(Layout element data)
--

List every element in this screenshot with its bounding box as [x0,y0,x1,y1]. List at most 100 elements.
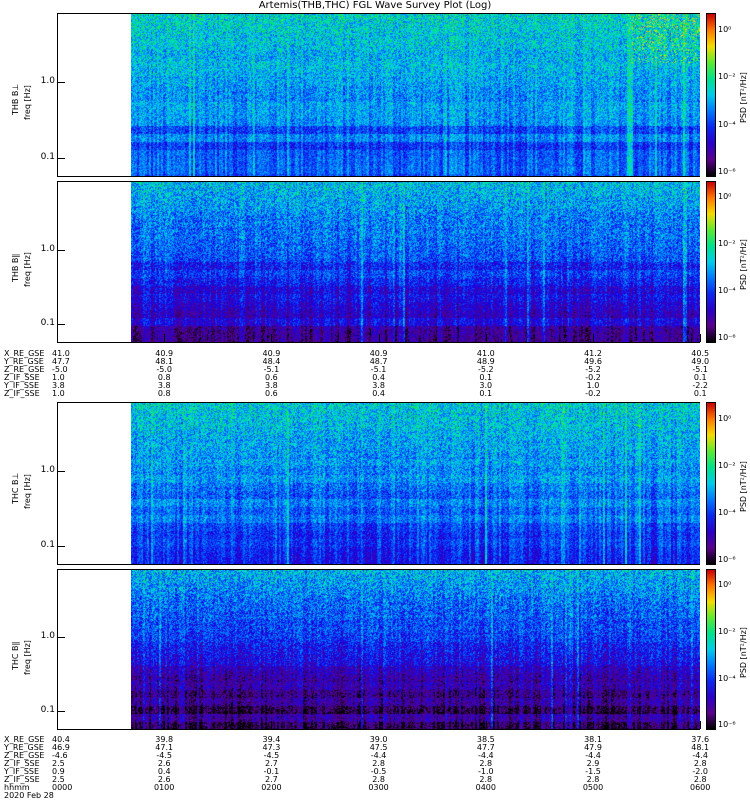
x-tick-mark [271,334,273,342]
ephemeris-value: -5.1 [370,365,387,374]
panel-y-axis-label: freq [Hz] [23,639,32,675]
ephemeris-value: 2.5 [52,759,65,768]
colorbar-tick-label: 10⁻⁶ [718,555,736,565]
ephemeris-value: 2.7 [265,775,278,784]
colorbar [706,402,716,565]
ephemeris-row-label: hhmm [4,783,30,792]
x-tick-mark [271,721,273,729]
ephemeris-value: 48.4 [262,357,281,366]
ephemeris-value: 0500 [582,783,604,792]
spectrogram-image [131,14,700,176]
colorbar-label: PSD [nT²/Hz] [739,239,748,290]
ephemeris-value: 1.0 [52,389,65,398]
x-tick-mark [164,334,166,342]
ephemeris-value: 0.1 [693,389,707,398]
ephemeris-value: -4.4 [477,751,494,760]
ephemeris-value: 47.1 [155,743,174,752]
y-tick-label: 0.1 [40,152,55,163]
y-tick-label: 1.0 [40,243,55,254]
ephemeris-value: -1.5 [585,767,601,776]
ephemeris-value: 0400 [475,783,496,792]
ephemeris-value: 3.8 [157,381,171,390]
ephemeris-value: 0.8 [157,373,171,382]
ephemeris-value: -4.4 [585,751,601,760]
ephemeris-value: -4.5 [156,751,172,760]
ephemeris-value: 40.9 [369,349,388,358]
ephemeris-value: 2.5 [52,775,65,784]
x-tick-mark [700,334,702,342]
ephemeris-value: -4.4 [692,751,708,760]
ephemeris-value: 2.6 [157,759,171,768]
ephemeris-value: 38.5 [476,735,495,744]
ephemeris-value: 2.8 [372,775,385,784]
colorbar-tick-label: 10⁻⁶ [718,167,736,177]
y-tick-mark [57,637,65,639]
ephemeris-value: 47.7 [52,357,70,366]
ephemeris-row-label: Z_RE_GSE [4,751,45,760]
ephemeris-value: 2.8 [479,775,493,784]
colorbar-tick-label: 10⁻² [718,239,736,249]
x-tick-mark [378,721,380,729]
ephemeris-value: 48.1 [691,743,710,752]
spectrogram-image [131,403,700,564]
colorbar-tick-label: 10⁰ [718,413,732,423]
ephemeris-value: 0200 [261,783,282,792]
y-tick-mark [57,711,65,713]
ephemeris-value: 40.9 [155,349,174,358]
ephemeris-value: -4.4 [370,751,387,760]
ephemeris-value: 0300 [368,783,389,792]
colorbar-tick-label: 10⁻² [718,460,736,470]
ephemeris-value: 47.7 [476,743,495,752]
colorbar [706,181,716,343]
ephemeris-value: 0.4 [157,767,171,776]
y-tick-mark [57,158,65,160]
panel-y-axis-label: freq [Hz] [23,473,32,509]
ephemeris-value: 40.9 [262,349,281,358]
spectrogram-image [131,570,700,729]
y-tick-label: 0.1 [40,705,55,716]
colorbar-tick-label: 10⁰ [718,24,732,34]
colorbar-tick-label: 10⁻⁴ [718,286,736,296]
panel-probe-label: THB B⊥ [11,83,20,115]
ephemeris-value: 46.9 [52,743,70,752]
ephemeris-value: 2.8 [693,775,707,784]
ephemeris-value: 2.8 [479,759,493,768]
ephemeris-row-label: Z_RE_GSE [4,365,45,374]
date-label: 2020 Feb 28 [4,791,54,800]
ephemeris-value: 0000 [52,783,73,792]
spectrogram-panel [57,569,700,730]
colorbar-tick-label: 10⁻² [718,627,736,636]
ephemeris-row-label: Y_RE_GSE [4,743,44,752]
colorbar-tick-label: 10⁰ [718,192,732,202]
ephemeris-value: 3.8 [52,381,65,390]
ephemeris-value: -5.1 [263,365,280,374]
ephemeris-value: 0600 [690,783,711,792]
ephemeris-row-label: Y_IF_SSE [4,767,40,776]
colorbar-tick-label: 10⁻⁴ [718,508,736,518]
x-tick-mark [593,334,594,342]
ephemeris-value: 47.5 [369,743,388,752]
ephemeris-row-label: Y_RE_GSE [4,357,44,366]
ephemeris-value: 47.9 [584,743,602,752]
ephemeris-value: 37.6 [691,735,710,744]
ephemeris-value: 2.7 [265,759,278,768]
ephemeris-value: -5.2 [477,365,494,374]
y-tick-label: 0.1 [40,318,55,329]
spectrogram-panel [57,181,700,343]
ephemeris-value: 0.4 [372,373,385,382]
ephemeris-value: 3.8 [372,381,385,390]
colorbar [706,13,716,177]
ephemeris-value: 39.8 [155,735,174,744]
ephemeris-row-label: X_RE_GSE [4,349,45,358]
x-tick-mark [485,721,487,729]
ephemeris-value: 48.9 [476,357,495,366]
ephemeris-value: 1.0 [52,373,65,382]
ephemeris-row-label: Z_IF_SSE [4,373,40,382]
panel-y-axis-label: freq [Hz] [23,85,32,120]
plot-title: Artemis(THB,THC) FGL Wave Survey Plot (L… [258,0,492,11]
ephemeris-value: 1.0 [586,381,600,390]
ephemeris-row-label: Z_IF_SSE [4,775,40,784]
ephemeris-value: 2.8 [693,759,707,768]
ephemeris-value: 0.1 [479,389,493,398]
colorbar-tick-label: 10⁻⁶ [718,720,736,730]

--

#### EXERCISE TASK:
Extract the lines from the data above, starting with the line that contains "x-tick-mark [271,334,273,342]" and ending with, and including, the line that contains "ephemeris-value: -1.5 [585,767,601,776]". Reproduce each line word for word.

#### THE SOLUTION:
x-tick-mark [271,334,273,342]
ephemeris-value: -5.1 [370,365,387,374]
panel-y-axis-label: freq [Hz] [23,639,32,675]
ephemeris-value: 2.5 [52,759,65,768]
colorbar-tick-label: 10⁻⁶ [718,555,736,565]
ephemeris-value: 2.7 [265,775,278,784]
colorbar [706,402,716,565]
ephemeris-row-label: hhmm [4,783,30,792]
x-tick-mark [271,721,273,729]
ephemeris-value: 48.4 [262,357,281,366]
ephemeris-value: 0500 [582,783,604,792]
spectrogram-image [131,14,700,176]
colorbar-label: PSD [nT²/Hz] [739,239,748,290]
ephemeris-value: 1.0 [52,389,65,398]
x-tick-mark [164,334,166,342]
ephemeris-value: 0.1 [693,389,707,398]
ephemeris-value: -4.4 [477,751,494,760]
ephemeris-value: 47.1 [155,743,174,752]
y-tick-label: 0.1 [40,152,55,163]
y-tick-label: 1.0 [40,243,55,254]
ephemeris-value: -1.5 [585,767,601,776]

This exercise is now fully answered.